### Task statement
Pick out each line below containing "bottom".

### Material provided
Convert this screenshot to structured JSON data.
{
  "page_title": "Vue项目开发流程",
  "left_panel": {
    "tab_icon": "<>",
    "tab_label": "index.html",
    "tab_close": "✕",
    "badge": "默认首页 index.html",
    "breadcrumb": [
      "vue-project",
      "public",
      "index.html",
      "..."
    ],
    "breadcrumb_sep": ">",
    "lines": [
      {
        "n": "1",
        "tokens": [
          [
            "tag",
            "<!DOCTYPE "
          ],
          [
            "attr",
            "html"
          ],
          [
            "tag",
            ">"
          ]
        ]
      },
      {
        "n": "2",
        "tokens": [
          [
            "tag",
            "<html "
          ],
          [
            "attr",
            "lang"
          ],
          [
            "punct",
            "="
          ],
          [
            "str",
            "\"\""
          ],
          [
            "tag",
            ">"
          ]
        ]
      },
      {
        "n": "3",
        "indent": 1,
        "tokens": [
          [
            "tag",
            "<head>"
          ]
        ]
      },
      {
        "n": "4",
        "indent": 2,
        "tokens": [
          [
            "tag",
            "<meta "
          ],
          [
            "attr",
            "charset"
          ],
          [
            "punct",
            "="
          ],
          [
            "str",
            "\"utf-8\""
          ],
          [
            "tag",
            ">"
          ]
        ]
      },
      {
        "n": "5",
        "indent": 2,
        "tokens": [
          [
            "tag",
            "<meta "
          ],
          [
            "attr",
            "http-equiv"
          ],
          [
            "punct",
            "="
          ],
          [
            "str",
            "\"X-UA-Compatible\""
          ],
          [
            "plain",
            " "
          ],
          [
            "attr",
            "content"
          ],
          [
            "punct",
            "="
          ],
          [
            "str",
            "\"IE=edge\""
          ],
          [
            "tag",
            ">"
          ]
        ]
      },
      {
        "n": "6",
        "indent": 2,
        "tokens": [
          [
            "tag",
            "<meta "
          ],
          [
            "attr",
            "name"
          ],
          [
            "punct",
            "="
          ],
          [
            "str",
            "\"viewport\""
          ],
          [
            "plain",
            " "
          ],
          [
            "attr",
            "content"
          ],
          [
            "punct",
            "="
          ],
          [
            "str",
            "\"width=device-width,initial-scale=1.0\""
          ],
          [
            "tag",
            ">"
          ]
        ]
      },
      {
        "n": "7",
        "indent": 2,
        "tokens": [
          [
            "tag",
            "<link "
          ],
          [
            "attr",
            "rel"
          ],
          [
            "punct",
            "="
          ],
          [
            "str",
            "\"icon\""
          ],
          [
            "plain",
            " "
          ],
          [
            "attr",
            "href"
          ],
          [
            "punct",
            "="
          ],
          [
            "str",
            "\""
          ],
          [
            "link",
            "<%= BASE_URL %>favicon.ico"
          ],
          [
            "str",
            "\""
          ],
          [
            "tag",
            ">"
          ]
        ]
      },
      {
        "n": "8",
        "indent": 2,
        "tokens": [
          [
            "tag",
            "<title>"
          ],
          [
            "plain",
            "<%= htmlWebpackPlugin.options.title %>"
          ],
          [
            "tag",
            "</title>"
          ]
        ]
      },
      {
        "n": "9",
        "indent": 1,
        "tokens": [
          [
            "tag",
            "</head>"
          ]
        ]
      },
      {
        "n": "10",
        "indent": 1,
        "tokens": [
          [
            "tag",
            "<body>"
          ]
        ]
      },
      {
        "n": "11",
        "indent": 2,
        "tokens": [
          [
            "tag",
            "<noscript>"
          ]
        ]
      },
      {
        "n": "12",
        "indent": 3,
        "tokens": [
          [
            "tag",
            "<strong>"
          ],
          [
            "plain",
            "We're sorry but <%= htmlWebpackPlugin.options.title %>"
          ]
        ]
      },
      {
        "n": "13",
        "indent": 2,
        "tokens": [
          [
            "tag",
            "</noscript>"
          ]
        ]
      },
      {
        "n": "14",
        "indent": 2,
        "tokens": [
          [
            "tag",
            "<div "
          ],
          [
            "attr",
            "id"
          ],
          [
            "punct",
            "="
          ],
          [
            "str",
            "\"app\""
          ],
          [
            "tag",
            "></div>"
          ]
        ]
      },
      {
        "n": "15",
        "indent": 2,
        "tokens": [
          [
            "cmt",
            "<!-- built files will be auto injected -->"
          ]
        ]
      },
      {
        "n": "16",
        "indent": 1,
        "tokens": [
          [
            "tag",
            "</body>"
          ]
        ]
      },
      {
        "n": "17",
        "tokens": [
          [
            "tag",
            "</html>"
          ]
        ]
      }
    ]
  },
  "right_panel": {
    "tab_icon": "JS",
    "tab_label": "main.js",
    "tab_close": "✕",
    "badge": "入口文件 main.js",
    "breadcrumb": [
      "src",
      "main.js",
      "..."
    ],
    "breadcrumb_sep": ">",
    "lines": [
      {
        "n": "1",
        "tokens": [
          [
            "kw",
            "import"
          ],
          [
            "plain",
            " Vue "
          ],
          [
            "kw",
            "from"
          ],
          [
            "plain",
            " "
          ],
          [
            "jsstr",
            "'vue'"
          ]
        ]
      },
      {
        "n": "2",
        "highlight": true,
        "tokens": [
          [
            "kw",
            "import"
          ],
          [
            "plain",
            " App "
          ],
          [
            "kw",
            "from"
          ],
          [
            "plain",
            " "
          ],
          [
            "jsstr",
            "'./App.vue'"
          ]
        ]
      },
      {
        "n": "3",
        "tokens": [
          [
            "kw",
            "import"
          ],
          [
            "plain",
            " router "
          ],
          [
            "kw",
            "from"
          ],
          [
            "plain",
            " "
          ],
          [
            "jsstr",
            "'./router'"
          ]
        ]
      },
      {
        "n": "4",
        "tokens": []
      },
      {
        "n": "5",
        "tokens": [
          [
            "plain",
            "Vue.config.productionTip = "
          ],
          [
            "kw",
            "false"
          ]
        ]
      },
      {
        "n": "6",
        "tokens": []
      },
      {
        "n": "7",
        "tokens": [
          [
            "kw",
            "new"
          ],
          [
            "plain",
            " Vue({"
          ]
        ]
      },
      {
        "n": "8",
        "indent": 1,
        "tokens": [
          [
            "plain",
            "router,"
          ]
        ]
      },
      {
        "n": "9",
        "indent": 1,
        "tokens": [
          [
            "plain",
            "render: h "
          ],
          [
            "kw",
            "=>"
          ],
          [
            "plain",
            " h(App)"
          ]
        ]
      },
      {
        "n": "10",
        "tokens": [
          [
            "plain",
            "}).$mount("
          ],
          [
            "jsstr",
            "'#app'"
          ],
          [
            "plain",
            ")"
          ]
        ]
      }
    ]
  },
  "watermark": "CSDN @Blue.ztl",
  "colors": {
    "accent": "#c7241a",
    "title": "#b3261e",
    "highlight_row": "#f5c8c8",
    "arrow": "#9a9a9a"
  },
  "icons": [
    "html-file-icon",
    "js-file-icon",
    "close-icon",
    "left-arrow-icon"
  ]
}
--
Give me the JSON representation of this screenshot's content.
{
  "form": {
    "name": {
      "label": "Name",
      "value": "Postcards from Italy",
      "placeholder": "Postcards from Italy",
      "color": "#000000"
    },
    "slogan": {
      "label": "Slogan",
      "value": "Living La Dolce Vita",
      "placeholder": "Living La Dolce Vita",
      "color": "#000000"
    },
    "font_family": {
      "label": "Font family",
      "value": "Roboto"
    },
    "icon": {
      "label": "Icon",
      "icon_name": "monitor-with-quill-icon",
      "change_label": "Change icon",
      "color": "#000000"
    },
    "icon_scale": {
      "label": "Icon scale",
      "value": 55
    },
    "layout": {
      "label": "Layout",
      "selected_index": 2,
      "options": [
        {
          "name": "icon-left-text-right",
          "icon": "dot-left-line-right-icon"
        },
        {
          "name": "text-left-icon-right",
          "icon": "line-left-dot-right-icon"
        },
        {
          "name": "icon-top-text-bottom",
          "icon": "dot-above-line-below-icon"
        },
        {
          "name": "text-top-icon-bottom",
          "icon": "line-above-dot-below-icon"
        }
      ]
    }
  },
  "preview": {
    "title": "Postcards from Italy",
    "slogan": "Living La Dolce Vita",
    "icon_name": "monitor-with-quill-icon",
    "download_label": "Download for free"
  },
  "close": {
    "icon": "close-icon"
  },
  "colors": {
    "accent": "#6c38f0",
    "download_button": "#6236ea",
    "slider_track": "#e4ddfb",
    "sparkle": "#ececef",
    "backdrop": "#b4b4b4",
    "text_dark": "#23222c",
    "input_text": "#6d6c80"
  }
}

### Task output
          "name": "icon-top-text-bottom",
          "name": "text-top-icon-bottom",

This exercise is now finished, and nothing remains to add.